***** Entries provided

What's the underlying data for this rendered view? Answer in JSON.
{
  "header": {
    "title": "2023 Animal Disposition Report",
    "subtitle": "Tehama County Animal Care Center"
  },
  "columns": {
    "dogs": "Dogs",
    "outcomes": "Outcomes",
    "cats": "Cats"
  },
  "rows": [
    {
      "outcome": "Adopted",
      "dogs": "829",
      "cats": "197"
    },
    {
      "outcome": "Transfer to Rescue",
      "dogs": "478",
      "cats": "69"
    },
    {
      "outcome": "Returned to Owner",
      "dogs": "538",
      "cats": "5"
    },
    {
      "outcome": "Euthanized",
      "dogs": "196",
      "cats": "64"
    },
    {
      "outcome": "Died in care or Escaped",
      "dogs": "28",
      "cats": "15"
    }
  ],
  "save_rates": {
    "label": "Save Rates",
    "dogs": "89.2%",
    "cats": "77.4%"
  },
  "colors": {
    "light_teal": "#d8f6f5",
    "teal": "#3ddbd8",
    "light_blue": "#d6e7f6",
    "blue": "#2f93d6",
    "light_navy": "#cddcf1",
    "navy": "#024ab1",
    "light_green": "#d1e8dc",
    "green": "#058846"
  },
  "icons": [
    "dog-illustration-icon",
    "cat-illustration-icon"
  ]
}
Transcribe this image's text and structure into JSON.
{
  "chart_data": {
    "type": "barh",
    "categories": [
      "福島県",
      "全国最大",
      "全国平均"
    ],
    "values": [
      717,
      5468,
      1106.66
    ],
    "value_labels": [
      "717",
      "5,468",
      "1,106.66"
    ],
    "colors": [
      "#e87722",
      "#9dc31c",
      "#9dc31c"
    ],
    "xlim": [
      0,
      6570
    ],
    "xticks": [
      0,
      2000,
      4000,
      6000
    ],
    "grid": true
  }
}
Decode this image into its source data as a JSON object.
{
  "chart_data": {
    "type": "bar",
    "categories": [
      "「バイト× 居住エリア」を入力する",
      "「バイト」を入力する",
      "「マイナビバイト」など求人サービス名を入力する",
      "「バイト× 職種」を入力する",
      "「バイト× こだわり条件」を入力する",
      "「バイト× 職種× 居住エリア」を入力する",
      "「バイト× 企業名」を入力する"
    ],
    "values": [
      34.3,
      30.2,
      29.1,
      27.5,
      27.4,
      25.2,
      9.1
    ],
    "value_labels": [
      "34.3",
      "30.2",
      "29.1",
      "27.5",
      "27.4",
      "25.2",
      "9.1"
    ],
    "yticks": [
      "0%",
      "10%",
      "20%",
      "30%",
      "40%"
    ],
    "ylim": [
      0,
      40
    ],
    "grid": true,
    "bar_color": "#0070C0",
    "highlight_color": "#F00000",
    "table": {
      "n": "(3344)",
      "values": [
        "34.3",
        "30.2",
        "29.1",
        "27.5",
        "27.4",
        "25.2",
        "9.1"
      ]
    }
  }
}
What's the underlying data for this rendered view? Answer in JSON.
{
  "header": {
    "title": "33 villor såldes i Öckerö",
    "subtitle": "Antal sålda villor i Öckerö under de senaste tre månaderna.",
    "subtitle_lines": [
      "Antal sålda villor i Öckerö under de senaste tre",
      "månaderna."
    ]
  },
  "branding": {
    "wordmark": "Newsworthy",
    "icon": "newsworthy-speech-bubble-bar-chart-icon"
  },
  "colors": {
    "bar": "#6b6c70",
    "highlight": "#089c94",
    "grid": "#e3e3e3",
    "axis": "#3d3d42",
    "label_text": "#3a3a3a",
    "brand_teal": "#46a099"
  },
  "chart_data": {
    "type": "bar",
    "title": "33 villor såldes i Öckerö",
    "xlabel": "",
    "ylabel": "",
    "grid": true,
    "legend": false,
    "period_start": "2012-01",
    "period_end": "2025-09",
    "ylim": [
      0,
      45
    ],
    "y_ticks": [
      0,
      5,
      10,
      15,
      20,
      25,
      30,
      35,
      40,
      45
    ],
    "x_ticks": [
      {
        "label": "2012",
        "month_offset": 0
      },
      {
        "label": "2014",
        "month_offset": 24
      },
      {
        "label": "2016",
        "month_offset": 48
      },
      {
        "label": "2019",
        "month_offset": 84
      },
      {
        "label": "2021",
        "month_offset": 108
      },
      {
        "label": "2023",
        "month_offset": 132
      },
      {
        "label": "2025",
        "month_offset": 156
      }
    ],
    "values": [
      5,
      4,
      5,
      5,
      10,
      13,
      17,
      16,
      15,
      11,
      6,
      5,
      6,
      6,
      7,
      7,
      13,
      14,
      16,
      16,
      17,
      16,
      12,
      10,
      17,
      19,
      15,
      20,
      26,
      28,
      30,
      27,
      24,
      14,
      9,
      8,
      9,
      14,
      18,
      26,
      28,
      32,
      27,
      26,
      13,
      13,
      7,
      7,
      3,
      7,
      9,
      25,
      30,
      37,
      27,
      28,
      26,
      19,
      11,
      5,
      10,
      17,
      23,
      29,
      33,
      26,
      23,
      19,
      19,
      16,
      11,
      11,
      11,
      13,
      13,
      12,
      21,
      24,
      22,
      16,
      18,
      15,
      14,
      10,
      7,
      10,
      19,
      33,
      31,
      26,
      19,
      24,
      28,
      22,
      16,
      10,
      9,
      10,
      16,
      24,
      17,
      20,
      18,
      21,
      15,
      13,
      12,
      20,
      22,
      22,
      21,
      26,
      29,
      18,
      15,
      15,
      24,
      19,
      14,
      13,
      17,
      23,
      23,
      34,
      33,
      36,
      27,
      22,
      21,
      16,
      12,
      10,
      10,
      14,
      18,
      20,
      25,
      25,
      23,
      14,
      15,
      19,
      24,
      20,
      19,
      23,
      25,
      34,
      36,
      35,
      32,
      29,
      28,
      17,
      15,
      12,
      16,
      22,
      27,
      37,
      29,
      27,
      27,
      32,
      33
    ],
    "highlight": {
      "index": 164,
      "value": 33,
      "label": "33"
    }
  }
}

**********

Directive
Output every record above exactly as it appears.

Output of the exercise
What's the underlying data for this rendered view? Answer in JSON.
{
  "header": {
    "title": "2023 Animal Disposition Report",
    "subtitle": "Tehama County Animal Care Center"
  },
  "columns": {
    "dogs": "Dogs",
    "outcomes": "Outcomes",
    "cats": "Cats"
  },
  "rows": [
    {
      "outcome": "Adopted",
      "dogs": "829",
      "cats": "197"
    },
    {
      "outcome": "Transfer to Rescue",
      "dogs": "478",
      "cats": "69"
    },
    {
      "outcome": "Returned to Owner",
      "dogs": "538",
      "cats": "5"
    },
    {
      "outcome": "Euthanized",
      "dogs": "196",
      "cats": "64"
    },
    {
      "outcome": "Died in care or Escaped",
      "dogs": "28",
      "cats": "15"
    }
  ],
  "save_rates": {
    "label": "Save Rates",
    "dogs": "89.2%",
    "cats": "77.4%"
  },
  "colors": {
    "light_teal": "#d8f6f5",
    "teal": "#3ddbd8",
    "light_blue": "#d6e7f6",
    "blue": "#2f93d6",
    "light_navy": "#cddcf1",
    "navy": "#024ab1",
    "light_green": "#d1e8dc",
    "green": "#058846"
  },
  "icons": [
    "dog-illustration-icon",
    "cat-illustration-icon"
  ]
}
Transcribe this image's text and structure into JSON.
{
  "chart_data": {
    "type": "barh",
    "categories": [
      "福島県",
      "全国最大",
      "全国平均"
    ],
    "values": [
      717,
      5468,
      1106.66
    ],
    "value_labels": [
      "717",
      "5,468",
      "1,106.66"
    ],
    "colors": [
      "#e87722",
      "#9dc31c",
      "#9dc31c"
    ],
    "xlim": [
      0,
      6570
    ],
    "xticks": [
      0,
      2000,
      4000,
      6000
    ],
    "grid": true
  }
}
Decode this image into its source data as a JSON object.
{
  "chart_data": {
    "type": "bar",
    "categories": [
      "「バイト× 居住エリア」を入力する",
      "「バイト」を入力する",
      "「マイナビバイト」など求人サービス名を入力する",
      "「バイト× 職種」を入力する",
      "「バイト× こだわり条件」を入力する",
      "「バイト× 職種× 居住エリア」を入力する",
      "「バイト× 企業名」を入力する"
    ],
    "values": [
      34.3,
      30.2,
      29.1,
      27.5,
      27.4,
      25.2,
      9.1
    ],
    "value_labels": [
      "34.3",
      "30.2",
      "29.1",
      "27.5",
      "27.4",
      "25.2",
      "9.1"
    ],
    "yticks": [
      "0%",
      "10%",
      "20%",
      "30%",
      "40%"
    ],
    "ylim": [
      0,
      40
    ],
    "grid": true,
    "bar_color": "#0070C0",
    "highlight_color": "#F00000",
    "table": {
      "n": "(3344)",
      "values": [
        "34.3",
        "30.2",
        "29.1",
        "27.5",
        "27.4",
        "25.2",
        "9.1"
      ]
    }
  }
}
What's the underlying data for this rendered view? Answer in JSON.
{
  "header": {
    "title": "33 villor såldes i Öckerö",
    "subtitle": "Antal sålda villor i Öckerö under de senaste tre månaderna.",
    "subtitle_lines": [
      "Antal sålda villor i Öckerö under de senaste tre",
      "månaderna."
    ]
  },
  "branding": {
    "wordmark": "Newsworthy",
    "icon": "newsworthy-speech-bubble-bar-chart-icon"
  },
  "colors": {
    "bar": "#6b6c70",
    "highlight": "#089c94",
    "grid": "#e3e3e3",
    "axis": "#3d3d42",
    "label_text": "#3a3a3a",
    "brand_teal": "#46a099"
  },
  "chart_data": {
    "type": "bar",
    "title": "33 villor såldes i Öckerö",
    "xlabel": "",
    "ylabel": "",
    "grid": true,
    "legend": false,
    "period_start": "2012-01",
    "period_end": "2025-09",
    "ylim": [
      0,
      45
    ],
    "y_ticks": [
      0,
      5,
      10,
      15,
      20,
      25,
      30,
      35,
      40,
      45
    ],
    "x_ticks": [
      {
        "label": "2012",
        "month_offset": 0
      },
      {
        "label": "2014",
        "month_offset": 24
      },
      {
        "label": "2016",
        "month_offset": 48
      },
      {
        "label": "2019",
        "month_offset": 84
      },
      {
        "label": "2021",
        "month_offset": 108
      },
      {
        "label": "2023",
        "month_offset": 132
      },
      {
        "label": "2025",
        "month_offset": 156
      }
    ],
    "values": [
      5,
      4,
      5,
      5,
      10,
      13,
      17,
      16,
      15,
      11,
      6,
      5,
      6,
      6,
      7,
      7,
      13,
      14,
      16,
      16,
      17,
      16,
      12,
      10,
      17,
      19,
      15,
      20,
      26,
      28,
      30,
      27,
      24,
      14,
      9,
      8,
      9,
      14,
      18,
      26,
      28,
      32,
      27,
      26,
      13,
      13,
      7,
      7,
      3,
      7,
      9,
      25,
      30,
      37,
      27,
      28,
      26,
      19,
      11,
      5,
      10,
      17,
      23,
      29,
      33,
      26,
      23,
      19,
      19,
      16,
      11,
      11,
      11,
      13,
      13,
      12,
      21,
      24,
      22,
      16,
      18,
      15,
      14,
      10,
      7,
      10,
      19,
      33,
      31,
      26,
      19,
      24,
      28,
      22,
      16,
      10,
      9,
      10,
      16,
      24,
      17,
      20,
      18,
      21,
      15,
      13,
      12,
      20,
      22,
      22,
      21,
      26,
      29,
      18,
      15,
      15,
      24,
      19,
      14,
      13,
      17,
      23,
      23,
      34,
      33,
      36,
      27,
      22,
      21,
      16,
      12,
      10,
      10,
      14,
      18,
      20,
      25,
      25,
      23,
      14,
      15,
      19,
      24,
      20,
      19,
      23,
      25,
      34,
      36,
      35,
      32,
      29,
      28,
      17,
      15,
      12,
      16,
      22,
      27,
      37,
      29,
      27,
      27,
      32,
      33
    ],
    "highlight": {
      "index": 164,
      "value": 33,
      "label": "33"
    }
  }
}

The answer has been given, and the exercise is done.